Task to carry out: In the material below, list every line carrying the string "Created".

Material supplied:
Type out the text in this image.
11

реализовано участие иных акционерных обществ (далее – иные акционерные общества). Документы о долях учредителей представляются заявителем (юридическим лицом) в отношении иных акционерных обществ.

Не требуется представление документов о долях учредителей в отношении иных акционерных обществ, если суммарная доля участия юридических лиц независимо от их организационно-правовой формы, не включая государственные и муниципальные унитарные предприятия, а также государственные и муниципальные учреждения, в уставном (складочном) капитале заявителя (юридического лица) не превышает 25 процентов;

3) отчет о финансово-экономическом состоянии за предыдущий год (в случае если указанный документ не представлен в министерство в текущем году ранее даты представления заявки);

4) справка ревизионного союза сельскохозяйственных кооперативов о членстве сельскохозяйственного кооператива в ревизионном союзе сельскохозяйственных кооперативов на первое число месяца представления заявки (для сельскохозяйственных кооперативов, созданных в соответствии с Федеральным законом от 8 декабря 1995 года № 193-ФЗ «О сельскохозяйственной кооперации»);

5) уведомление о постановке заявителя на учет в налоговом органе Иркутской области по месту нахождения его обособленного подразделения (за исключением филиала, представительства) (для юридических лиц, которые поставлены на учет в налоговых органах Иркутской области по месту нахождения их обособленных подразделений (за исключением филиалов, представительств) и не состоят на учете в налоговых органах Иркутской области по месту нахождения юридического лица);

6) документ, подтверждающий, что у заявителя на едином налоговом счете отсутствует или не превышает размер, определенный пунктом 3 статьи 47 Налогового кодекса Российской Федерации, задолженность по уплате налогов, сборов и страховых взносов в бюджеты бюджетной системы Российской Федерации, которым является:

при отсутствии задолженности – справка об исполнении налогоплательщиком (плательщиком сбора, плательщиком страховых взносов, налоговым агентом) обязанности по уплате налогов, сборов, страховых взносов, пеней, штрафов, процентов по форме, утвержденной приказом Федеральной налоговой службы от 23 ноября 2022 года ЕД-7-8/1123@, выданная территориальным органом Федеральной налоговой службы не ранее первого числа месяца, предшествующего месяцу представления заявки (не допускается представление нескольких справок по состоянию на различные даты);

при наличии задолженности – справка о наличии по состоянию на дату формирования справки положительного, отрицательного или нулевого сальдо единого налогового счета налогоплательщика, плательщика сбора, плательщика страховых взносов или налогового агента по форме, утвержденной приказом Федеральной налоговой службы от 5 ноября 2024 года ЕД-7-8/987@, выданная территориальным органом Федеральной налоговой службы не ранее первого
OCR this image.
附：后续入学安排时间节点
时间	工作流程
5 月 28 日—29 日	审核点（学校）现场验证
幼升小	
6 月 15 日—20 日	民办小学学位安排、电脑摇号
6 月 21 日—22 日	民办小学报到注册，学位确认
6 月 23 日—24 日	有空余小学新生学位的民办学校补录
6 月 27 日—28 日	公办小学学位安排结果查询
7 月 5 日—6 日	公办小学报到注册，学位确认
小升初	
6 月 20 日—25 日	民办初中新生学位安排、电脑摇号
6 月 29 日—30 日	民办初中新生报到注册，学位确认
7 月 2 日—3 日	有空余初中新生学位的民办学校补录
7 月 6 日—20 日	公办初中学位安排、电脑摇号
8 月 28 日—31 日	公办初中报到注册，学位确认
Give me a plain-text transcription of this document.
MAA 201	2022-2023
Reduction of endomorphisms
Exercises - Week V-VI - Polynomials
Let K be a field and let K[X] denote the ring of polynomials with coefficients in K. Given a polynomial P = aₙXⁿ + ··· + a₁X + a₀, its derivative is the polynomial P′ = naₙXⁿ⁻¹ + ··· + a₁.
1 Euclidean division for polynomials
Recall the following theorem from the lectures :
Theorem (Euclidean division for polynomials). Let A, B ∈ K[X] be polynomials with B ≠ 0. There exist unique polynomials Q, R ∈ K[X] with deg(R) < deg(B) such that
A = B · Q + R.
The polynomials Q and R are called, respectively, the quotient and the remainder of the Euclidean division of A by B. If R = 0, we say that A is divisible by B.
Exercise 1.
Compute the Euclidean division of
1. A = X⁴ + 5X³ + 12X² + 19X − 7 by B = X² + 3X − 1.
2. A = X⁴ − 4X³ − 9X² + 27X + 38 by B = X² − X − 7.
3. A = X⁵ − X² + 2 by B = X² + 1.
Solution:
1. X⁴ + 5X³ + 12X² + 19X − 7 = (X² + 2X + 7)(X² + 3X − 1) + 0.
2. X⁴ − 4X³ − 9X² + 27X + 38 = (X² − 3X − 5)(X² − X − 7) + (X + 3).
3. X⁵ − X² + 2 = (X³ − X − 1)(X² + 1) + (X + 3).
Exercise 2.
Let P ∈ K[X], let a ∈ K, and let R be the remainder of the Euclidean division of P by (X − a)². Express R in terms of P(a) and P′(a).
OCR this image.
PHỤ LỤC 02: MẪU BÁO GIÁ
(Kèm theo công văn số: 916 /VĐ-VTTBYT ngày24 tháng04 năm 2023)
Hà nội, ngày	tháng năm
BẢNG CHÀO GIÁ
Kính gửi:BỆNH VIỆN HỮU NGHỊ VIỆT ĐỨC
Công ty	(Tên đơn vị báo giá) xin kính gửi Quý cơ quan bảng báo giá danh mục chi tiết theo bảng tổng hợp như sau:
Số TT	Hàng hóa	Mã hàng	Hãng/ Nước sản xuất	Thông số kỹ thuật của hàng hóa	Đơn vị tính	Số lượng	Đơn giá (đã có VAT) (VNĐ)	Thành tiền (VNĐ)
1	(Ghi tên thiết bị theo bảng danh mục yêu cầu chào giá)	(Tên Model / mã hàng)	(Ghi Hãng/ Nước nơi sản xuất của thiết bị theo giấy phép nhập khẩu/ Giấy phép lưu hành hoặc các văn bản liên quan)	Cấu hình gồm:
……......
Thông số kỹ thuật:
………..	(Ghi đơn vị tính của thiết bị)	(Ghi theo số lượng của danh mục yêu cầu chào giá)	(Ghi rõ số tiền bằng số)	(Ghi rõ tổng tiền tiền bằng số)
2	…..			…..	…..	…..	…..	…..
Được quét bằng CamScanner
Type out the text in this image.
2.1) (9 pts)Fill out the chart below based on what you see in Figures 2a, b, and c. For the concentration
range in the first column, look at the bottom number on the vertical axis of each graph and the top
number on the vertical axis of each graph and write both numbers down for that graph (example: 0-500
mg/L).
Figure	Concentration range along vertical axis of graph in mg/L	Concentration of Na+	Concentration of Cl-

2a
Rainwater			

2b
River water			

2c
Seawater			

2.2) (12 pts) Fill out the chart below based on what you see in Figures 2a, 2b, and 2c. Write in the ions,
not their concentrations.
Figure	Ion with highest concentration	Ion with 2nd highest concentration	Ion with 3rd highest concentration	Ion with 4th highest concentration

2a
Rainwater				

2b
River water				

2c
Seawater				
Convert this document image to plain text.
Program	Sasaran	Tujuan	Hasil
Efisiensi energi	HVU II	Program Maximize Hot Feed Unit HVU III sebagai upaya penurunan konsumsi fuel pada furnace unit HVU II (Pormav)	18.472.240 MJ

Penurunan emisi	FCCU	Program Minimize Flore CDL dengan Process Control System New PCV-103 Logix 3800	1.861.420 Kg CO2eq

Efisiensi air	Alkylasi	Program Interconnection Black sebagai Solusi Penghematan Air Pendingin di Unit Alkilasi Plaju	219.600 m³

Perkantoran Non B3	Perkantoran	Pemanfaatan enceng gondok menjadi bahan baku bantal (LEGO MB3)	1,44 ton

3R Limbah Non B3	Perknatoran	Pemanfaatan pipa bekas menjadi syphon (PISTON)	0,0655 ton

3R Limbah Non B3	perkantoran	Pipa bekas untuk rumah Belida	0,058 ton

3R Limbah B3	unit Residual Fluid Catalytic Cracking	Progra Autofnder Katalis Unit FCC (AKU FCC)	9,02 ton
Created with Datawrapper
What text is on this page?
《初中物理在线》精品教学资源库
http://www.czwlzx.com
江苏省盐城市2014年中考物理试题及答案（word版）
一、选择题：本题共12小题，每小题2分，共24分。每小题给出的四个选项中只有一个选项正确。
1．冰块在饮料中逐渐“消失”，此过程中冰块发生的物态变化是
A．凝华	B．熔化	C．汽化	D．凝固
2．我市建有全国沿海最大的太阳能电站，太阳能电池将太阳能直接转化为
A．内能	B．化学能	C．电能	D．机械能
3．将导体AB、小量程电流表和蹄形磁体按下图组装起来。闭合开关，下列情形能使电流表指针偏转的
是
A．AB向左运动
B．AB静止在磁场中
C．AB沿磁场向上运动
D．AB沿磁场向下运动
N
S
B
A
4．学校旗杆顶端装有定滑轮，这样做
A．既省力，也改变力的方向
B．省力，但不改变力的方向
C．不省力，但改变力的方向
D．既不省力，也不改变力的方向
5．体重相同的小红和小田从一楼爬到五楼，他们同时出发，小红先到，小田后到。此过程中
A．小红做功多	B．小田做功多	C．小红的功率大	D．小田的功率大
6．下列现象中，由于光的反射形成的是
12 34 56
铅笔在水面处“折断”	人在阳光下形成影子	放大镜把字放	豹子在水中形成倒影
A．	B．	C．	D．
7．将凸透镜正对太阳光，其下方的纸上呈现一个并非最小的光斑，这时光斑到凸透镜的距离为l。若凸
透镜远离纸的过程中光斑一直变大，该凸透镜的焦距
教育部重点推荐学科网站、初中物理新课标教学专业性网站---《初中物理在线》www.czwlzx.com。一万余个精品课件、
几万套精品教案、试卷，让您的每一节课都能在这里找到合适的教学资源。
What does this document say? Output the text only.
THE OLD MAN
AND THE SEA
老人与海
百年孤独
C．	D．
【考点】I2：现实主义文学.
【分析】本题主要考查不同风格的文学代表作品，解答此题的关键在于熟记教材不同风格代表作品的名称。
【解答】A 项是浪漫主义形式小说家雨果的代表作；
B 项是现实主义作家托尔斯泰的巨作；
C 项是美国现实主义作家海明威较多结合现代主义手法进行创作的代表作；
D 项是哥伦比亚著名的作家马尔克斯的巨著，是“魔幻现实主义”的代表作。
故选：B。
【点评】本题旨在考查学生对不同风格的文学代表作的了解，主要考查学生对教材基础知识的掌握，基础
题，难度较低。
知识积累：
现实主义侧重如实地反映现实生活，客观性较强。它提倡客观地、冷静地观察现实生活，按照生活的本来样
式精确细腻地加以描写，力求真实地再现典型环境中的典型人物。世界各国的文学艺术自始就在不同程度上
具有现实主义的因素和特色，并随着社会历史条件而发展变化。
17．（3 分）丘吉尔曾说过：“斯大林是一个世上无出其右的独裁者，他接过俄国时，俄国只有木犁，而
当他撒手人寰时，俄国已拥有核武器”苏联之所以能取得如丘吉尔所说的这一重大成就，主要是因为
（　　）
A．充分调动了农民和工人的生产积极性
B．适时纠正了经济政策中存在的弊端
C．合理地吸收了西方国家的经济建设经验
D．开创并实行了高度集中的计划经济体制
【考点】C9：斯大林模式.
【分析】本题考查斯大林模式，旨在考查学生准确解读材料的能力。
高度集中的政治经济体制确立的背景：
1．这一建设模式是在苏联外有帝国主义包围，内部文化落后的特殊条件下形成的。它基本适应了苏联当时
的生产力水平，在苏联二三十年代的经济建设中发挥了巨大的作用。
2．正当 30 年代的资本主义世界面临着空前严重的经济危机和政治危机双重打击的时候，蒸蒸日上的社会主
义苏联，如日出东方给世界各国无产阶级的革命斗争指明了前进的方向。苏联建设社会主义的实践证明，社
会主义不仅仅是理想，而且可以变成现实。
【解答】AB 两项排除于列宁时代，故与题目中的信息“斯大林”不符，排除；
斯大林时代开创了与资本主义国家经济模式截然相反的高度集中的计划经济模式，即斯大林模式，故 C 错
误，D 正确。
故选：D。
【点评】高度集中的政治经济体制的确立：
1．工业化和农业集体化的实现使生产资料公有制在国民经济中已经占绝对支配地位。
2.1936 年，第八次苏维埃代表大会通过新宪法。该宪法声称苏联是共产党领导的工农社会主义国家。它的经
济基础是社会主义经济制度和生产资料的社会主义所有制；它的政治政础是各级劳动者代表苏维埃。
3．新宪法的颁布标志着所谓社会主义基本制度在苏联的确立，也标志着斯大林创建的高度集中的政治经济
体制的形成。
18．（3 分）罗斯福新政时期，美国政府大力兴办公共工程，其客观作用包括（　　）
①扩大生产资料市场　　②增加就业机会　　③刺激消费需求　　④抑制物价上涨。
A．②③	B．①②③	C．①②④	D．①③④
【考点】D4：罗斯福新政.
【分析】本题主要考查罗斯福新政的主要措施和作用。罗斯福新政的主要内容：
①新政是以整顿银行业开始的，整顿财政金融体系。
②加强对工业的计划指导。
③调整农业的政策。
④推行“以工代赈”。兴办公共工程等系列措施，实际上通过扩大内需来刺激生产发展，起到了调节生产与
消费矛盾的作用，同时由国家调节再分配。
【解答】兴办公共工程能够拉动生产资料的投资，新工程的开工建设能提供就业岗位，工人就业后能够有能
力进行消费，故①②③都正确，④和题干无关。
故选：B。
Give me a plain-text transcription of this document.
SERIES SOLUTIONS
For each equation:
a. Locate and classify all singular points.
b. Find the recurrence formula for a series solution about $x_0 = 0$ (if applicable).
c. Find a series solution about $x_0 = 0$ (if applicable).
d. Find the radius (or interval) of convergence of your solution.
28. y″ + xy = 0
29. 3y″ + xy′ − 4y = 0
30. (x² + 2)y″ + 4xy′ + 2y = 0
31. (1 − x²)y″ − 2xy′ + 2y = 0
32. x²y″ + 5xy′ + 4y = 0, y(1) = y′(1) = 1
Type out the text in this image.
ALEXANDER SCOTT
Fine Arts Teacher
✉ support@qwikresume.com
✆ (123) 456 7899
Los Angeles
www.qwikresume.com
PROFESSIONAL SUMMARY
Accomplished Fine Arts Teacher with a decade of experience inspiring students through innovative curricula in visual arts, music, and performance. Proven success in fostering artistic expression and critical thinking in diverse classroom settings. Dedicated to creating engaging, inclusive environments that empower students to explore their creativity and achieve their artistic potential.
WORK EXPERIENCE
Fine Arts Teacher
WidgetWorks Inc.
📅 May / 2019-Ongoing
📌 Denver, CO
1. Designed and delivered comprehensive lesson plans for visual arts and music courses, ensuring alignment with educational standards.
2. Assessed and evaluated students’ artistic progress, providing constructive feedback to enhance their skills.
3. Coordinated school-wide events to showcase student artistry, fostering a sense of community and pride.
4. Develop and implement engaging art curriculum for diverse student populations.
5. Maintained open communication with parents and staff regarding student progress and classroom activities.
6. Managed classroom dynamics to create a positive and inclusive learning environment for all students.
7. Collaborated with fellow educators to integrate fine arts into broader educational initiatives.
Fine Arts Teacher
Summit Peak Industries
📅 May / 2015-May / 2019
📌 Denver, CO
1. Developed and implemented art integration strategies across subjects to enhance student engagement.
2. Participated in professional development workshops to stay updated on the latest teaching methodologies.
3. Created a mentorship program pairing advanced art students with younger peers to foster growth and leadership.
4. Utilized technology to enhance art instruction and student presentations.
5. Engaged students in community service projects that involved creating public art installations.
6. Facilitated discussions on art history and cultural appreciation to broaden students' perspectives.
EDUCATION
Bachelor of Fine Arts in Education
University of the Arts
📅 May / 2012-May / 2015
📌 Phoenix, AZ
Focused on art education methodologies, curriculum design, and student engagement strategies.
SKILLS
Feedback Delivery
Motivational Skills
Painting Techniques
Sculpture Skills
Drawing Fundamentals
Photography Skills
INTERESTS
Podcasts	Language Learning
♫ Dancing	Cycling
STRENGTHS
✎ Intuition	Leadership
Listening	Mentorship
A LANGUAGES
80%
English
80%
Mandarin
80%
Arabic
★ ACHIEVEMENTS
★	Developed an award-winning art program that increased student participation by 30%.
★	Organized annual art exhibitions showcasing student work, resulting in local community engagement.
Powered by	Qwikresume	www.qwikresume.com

Reply to the task:
Created with Datawrapper
3. Created a mentorship program pairing advanced art students with younger peers to foster growth and leadership.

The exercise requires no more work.